#### Task directions:
Locate each line containing the string "text" and copy it out.

#### Records provided:

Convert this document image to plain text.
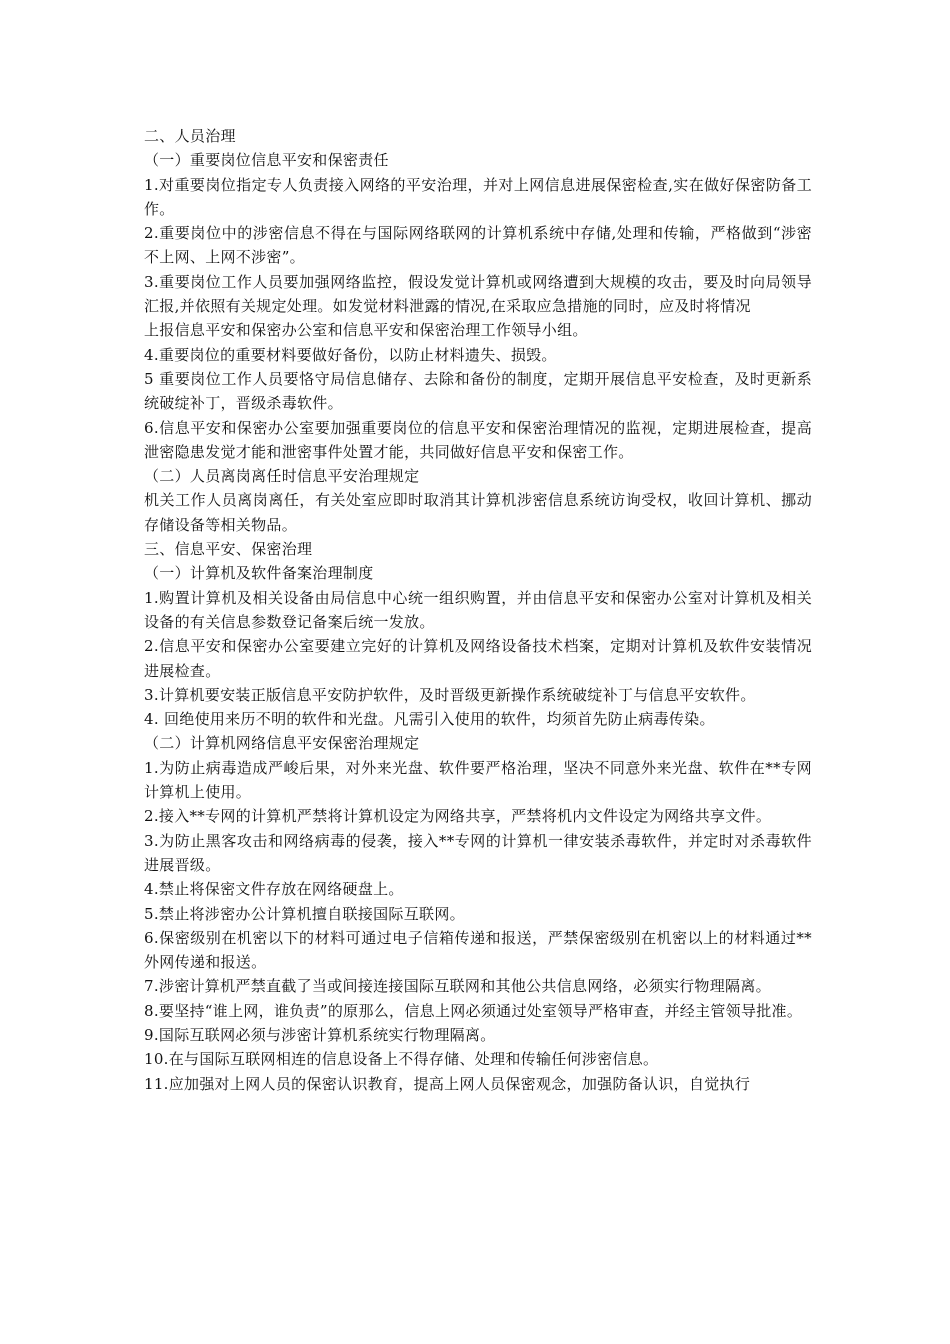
二、人员治理
（一）重要岗位信息平安和保密责任
1.对重要岗位指定专人负责接入网络的平安治理，并对上网信息进展保密检查,实在做好保密防备工作。
2.重要岗位中的涉密信息不得在与国际网络联网的计算机系统中存储,处理和传输，严格做到“涉密不上网、上网不涉密”。
3.重要岗位工作人员要加强网络监控，假设发觉计算机或网络遭到大规模的攻击，要及时向局领导汇报,并依照有关规定处理。如发觉材料泄露的情况,在采取应急措施的同时，应及时将情况
上报信息平安和保密办公室和信息平安和保密治理工作领导小组。
4.重要岗位的重要材料要做好备份，以防止材料遗失、损毁。
5 重要岗位工作人员要恪守局信息储存、去除和备份的制度，定期开展信息平安检查，及时更新系统破绽补丁，晋级杀毒软件。
6.信息平安和保密办公室要加强重要岗位的信息平安和保密治理情况的监视，定期进展检查，提高泄密隐患发觉才能和泄密事件处置才能，共同做好信息平安和保密工作。
（二）人员离岗离任时信息平安治理规定
机关工作人员离岗离任，有关处室应即时取消其计算机涉密信息系统访询受权，收回计算机、挪动存储设备等相关物品。
三、信息平安、保密治理
（一）计算机及软件备案治理制度
1.购置计算机及相关设备由局信息中心统一组织购置，并由信息平安和保密办公室对计算机及相关设备的有关信息参数登记备案后统一发放。
2.信息平安和保密办公室要建立完好的计算机及网络设备技术档案，定期对计算机及软件安装情况进展检查。
3.计算机要安装正版信息平安防护软件，及时晋级更新操作系统破绽补丁与信息平安软件。
4. 回绝使用来历不明的软件和光盘。凡需引入使用的软件，均须首先防止病毒传染。
（二）计算机网络信息平安保密治理规定
1.为防止病毒造成严峻后果，对外来光盘、软件要严格治理，坚决不同意外来光盘、软件在**专网计算机上使用。
2.接入**专网的计算机严禁将计算机设定为网络共享，严禁将机内文件设定为网络共享文件。
3.为防止黑客攻击和网络病毒的侵袭，接入**专网的计算机一律安装杀毒软件，并定时对杀毒软件进展晋级。
4.禁止将保密文件存放在网络硬盘上。
5.禁止将涉密办公计算机擅自联接国际互联网。
6.保密级别在机密以下的材料可通过电子信箱传递和报送，严禁保密级别在机密以上的材料通过**外网传递和报送。
7.涉密计算机严禁直截了当或间接连接国际互联网和其他公共信息网络，必须实行物理隔离。
8.要坚持“谁上网，谁负责”的原那么，信息上网必须通过处室领导严格审查，并经主管领导批准。
9.国际互联网必须与涉密计算机系统实行物理隔离。
10.在与国际互联网相连的信息设备上不得存储、处理和传输任何涉密信息。
11.应加强对上网人员的保密认识教育，提高上网人员保密观念，加强防备认识，自觉执行
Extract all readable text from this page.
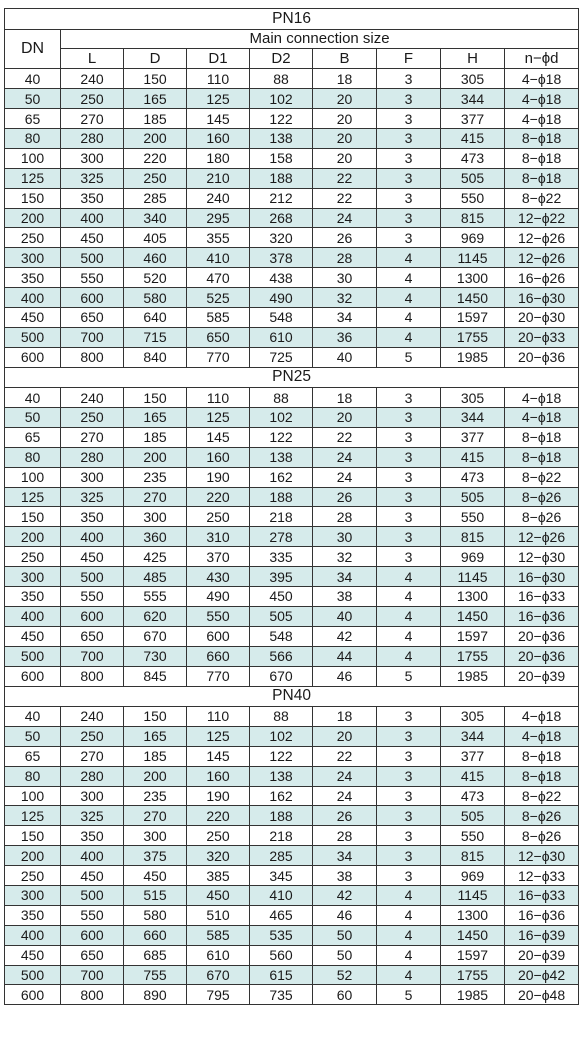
PN16								
DN	Main connection size							
	L	D	D1	D2	B	F	H	n−ϕd
40	240	150	110	88	18	3	305	4−ϕ18
50	250	165	125	102	20	3	344	4−ϕ18
65	270	185	145	122	20	3	377	4−ϕ18
80	280	200	160	138	20	3	415	8−ϕ18
100	300	220	180	158	20	3	473	8−ϕ18
125	325	250	210	188	22	3	505	8−ϕ18
150	350	285	240	212	22	3	550	8−ϕ22
200	400	340	295	268	24	3	815	12−ϕ22
250	450	405	355	320	26	3	969	12−ϕ26
300	500	460	410	378	28	4	1145	12−ϕ26
350	550	520	470	438	30	4	1300	16−ϕ26
400	600	580	525	490	32	4	1450	16−ϕ30
450	650	640	585	548	34	4	1597	20−ϕ30
500	700	715	650	610	36	4	1755	20−ϕ33
600	800	840	770	725	40	5	1985	20−ϕ36
PN25								
40	240	150	110	88	18	3	305	4−ϕ18
50	250	165	125	102	20	3	344	4−ϕ18
65	270	185	145	122	22	3	377	8−ϕ18
80	280	200	160	138	24	3	415	8−ϕ18
100	300	235	190	162	24	3	473	8−ϕ22
125	325	270	220	188	26	3	505	8−ϕ26
150	350	300	250	218	28	3	550	8−ϕ26
200	400	360	310	278	30	3	815	12−ϕ26
250	450	425	370	335	32	3	969	12−ϕ30
300	500	485	430	395	34	4	1145	16−ϕ30
350	550	555	490	450	38	4	1300	16−ϕ33
400	600	620	550	505	40	4	1450	16−ϕ36
450	650	670	600	548	42	4	1597	20−ϕ36
500	700	730	660	566	44	4	1755	20−ϕ36
600	800	845	770	670	46	5	1985	20−ϕ39
PN40								
40	240	150	110	88	18	3	305	4−ϕ18
50	250	165	125	102	20	3	344	4−ϕ18
65	270	185	145	122	22	3	377	8−ϕ18
80	280	200	160	138	24	3	415	8−ϕ18
100	300	235	190	162	24	3	473	8−ϕ22
125	325	270	220	188	26	3	505	8−ϕ26
150	350	300	250	218	28	3	550	8−ϕ26
200	400	375	320	285	34	3	815	12−ϕ30
250	450	450	385	345	38	3	969	12−ϕ33
300	500	515	450	410	42	4	1145	16−ϕ33
350	550	580	510	465	46	4	1300	16−ϕ36
400	600	660	585	535	50	4	1450	16−ϕ39
450	650	685	610	560	50	4	1597	20−ϕ39
500	700	755	670	615	52	4	1755	20−ϕ42
600	800	890	795	735	60	5	1985	20−ϕ48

#### Full response:
Convert this document image to plain text.
Extract all readable text from this page.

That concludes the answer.